## MATERIAL SHOWN
# # # # #
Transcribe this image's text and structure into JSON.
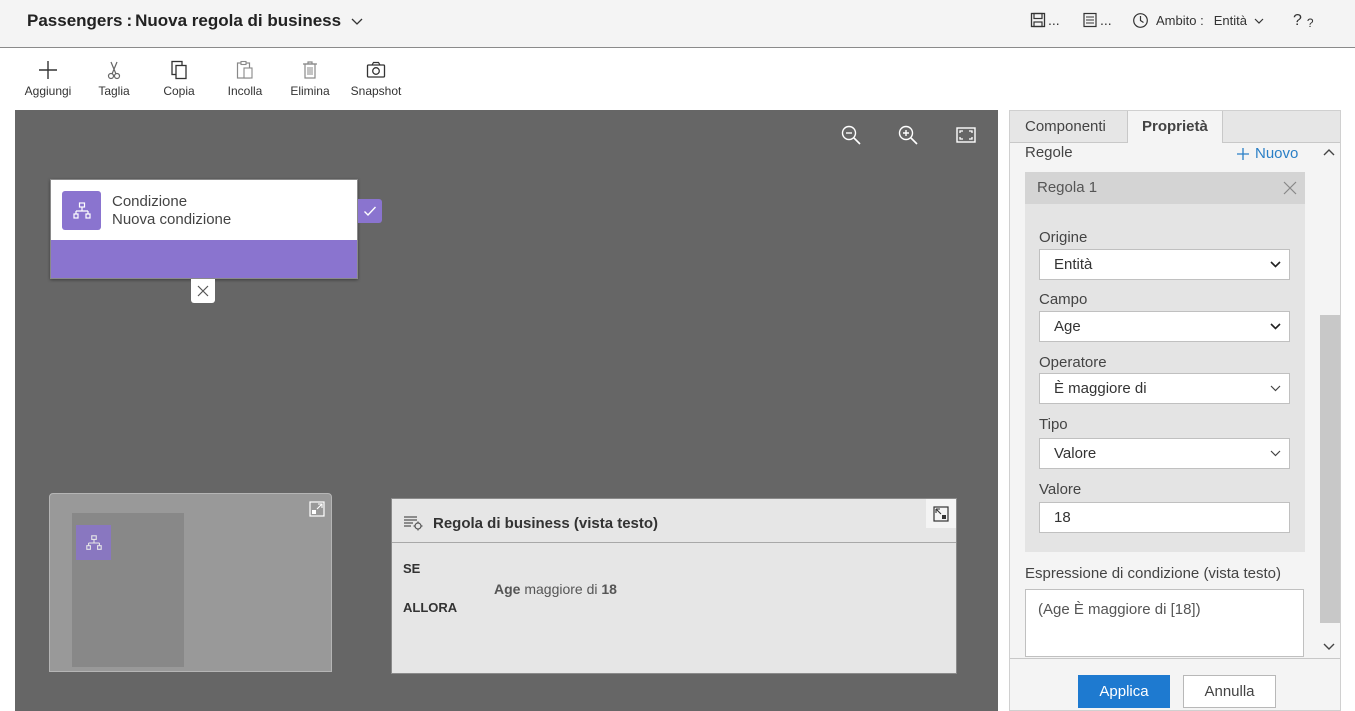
{
  "header": {
    "entity": "Passengers",
    "separator": ":",
    "title": "Nuova regola di business",
    "save_label": "...",
    "list_label": "...",
    "scope_label": "Ambito :",
    "scope_value": "Entità",
    "help_label": "?"
  },
  "toolbar": {
    "add": "Aggiungi",
    "cut": "Taglia",
    "copy": "Copia",
    "paste": "Incolla",
    "delete": "Elimina",
    "snapshot": "Snapshot"
  },
  "canvas": {
    "condition": {
      "type_label": "Condizione",
      "name": "Nuova condizione"
    },
    "text_view": {
      "title": "Regola di business (vista testo)",
      "if_label": "SE",
      "field": "Age",
      "operator_text": "maggiore di",
      "value": "18",
      "then_label": "ALLORA"
    }
  },
  "panel": {
    "tabs": [
      {
        "label": "Componenti",
        "active": false
      },
      {
        "label": "Proprietà",
        "active": true
      }
    ],
    "rules_label": "Regole",
    "new_label": "Nuovo",
    "rule": {
      "title": "Regola 1",
      "fields": {
        "origin": {
          "label": "Origine",
          "value": "Entità"
        },
        "field": {
          "label": "Campo",
          "value": "Age"
        },
        "operator": {
          "label": "Operatore",
          "value": "È maggiore di"
        },
        "type": {
          "label": "Tipo",
          "value": "Valore"
        },
        "value": {
          "label": "Valore",
          "value": "18"
        }
      }
    },
    "expression_label": "Espressione di condizione (vista testo)",
    "expression_value": "(Age È maggiore di [18])",
    "apply_label": "Applica",
    "cancel_label": "Annulla"
  },
  "colors": {
    "accent_purple": "#8a74cf",
    "primary_blue": "#1e7ad0",
    "link_blue": "#2a7fc6",
    "canvas_gray": "#666666"
  }
}
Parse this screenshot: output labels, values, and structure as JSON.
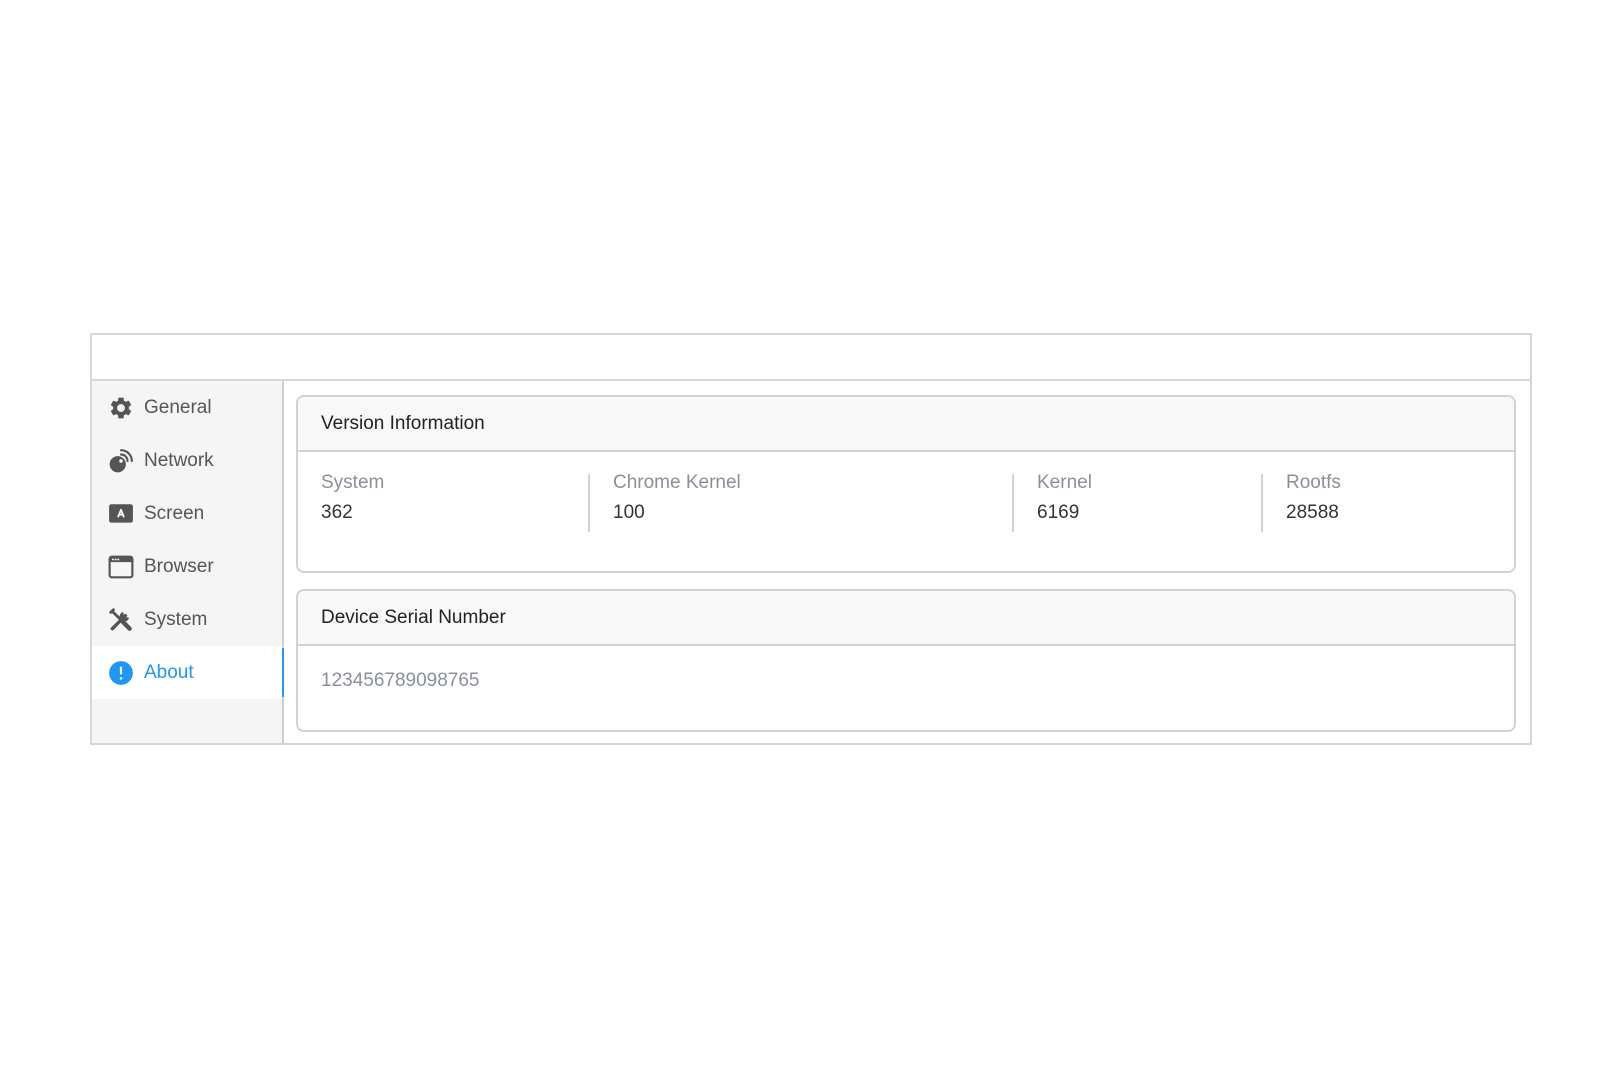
{
  "sidebar": {
    "items": [
      {
        "label": "General",
        "icon": "gear-icon"
      },
      {
        "label": "Network",
        "icon": "network-icon"
      },
      {
        "label": "Screen",
        "icon": "screen-icon"
      },
      {
        "label": "Browser",
        "icon": "browser-icon"
      },
      {
        "label": "System",
        "icon": "tools-icon"
      },
      {
        "label": "About",
        "icon": "info-icon",
        "active": true
      }
    ]
  },
  "version": {
    "title": "Version Information",
    "fields": [
      {
        "label": "System",
        "value": "362"
      },
      {
        "label": "Chrome Kernel",
        "value": "100"
      },
      {
        "label": "Kernel",
        "value": "6169"
      },
      {
        "label": "Rootfs",
        "value": "28588"
      }
    ]
  },
  "serial": {
    "title": "Device Serial Number",
    "value": "123456789098765"
  },
  "colors": {
    "accent": "#2196f3",
    "icon": "#555555",
    "muted_text": "#8a8f99"
  }
}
# # # # #
## EXERCISE REQUIREMENTS
Repeat the material above word for word and skip every image in it.

## FULL SOLUTION
Transcribe this image's text and structure into JSON.
{
  "header": {
    "entity": "Passengers",
    "separator": ":",
    "title": "Nuova regola di business",
    "save_label": "...",
    "list_label": "...",
    "scope_label": "Ambito :",
    "scope_value": "Entità",
    "help_label": "?"
  },
  "toolbar": {
    "add": "Aggiungi",
    "cut": "Taglia",
    "copy": "Copia",
    "paste": "Incolla",
    "delete": "Elimina",
    "snapshot": "Snapshot"
  },
  "canvas": {
    "condition": {
      "type_label": "Condizione",
      "name": "Nuova condizione"
    },
    "text_view": {
      "title": "Regola di business (vista testo)",
      "if_label": "SE",
      "field": "Age",
      "operator_text": "maggiore di",
      "value": "18",
      "then_label": "ALLORA"
    }
  },
  "panel": {
    "tabs": [
      {
        "label": "Componenti",
        "active": false
      },
      {
        "label": "Proprietà",
        "active": true
      }
    ],
    "rules_label": "Regole",
    "new_label": "Nuovo",
    "rule": {
      "title": "Regola 1",
      "fields": {
        "origin": {
          "label": "Origine",
          "value": "Entità"
        },
        "field": {
          "label": "Campo",
          "value": "Age"
        },
        "operator": {
          "label": "Operatore",
          "value": "È maggiore di"
        },
        "type": {
          "label": "Tipo",
          "value": "Valore"
        },
        "value": {
          "label": "Valore",
          "value": "18"
        }
      }
    },
    "expression_label": "Espressione di condizione (vista testo)",
    "expression_value": "(Age È maggiore di [18])",
    "apply_label": "Applica",
    "cancel_label": "Annulla"
  },
  "colors": {
    "accent_purple": "#8a74cf",
    "primary_blue": "#1e7ad0",
    "link_blue": "#2a7fc6",
    "canvas_gray": "#666666"
  }
}
Parse this screenshot: output labels, values, and structure as JSON.
{
  "sidebar": {
    "items": [
      {
        "label": "General",
        "icon": "gear-icon"
      },
      {
        "label": "Network",
        "icon": "network-icon"
      },
      {
        "label": "Screen",
        "icon": "screen-icon"
      },
      {
        "label": "Browser",
        "icon": "browser-icon"
      },
      {
        "label": "System",
        "icon": "tools-icon"
      },
      {
        "label": "About",
        "icon": "info-icon",
        "active": true
      }
    ]
  },
  "version": {
    "title": "Version Information",
    "fields": [
      {
        "label": "System",
        "value": "362"
      },
      {
        "label": "Chrome Kernel",
        "value": "100"
      },
      {
        "label": "Kernel",
        "value": "6169"
      },
      {
        "label": "Rootfs",
        "value": "28588"
      }
    ]
  },
  "serial": {
    "title": "Device Serial Number",
    "value": "123456789098765"
  },
  "colors": {
    "accent": "#2196f3",
    "icon": "#555555",
    "muted_text": "#8a8f99"
  }
}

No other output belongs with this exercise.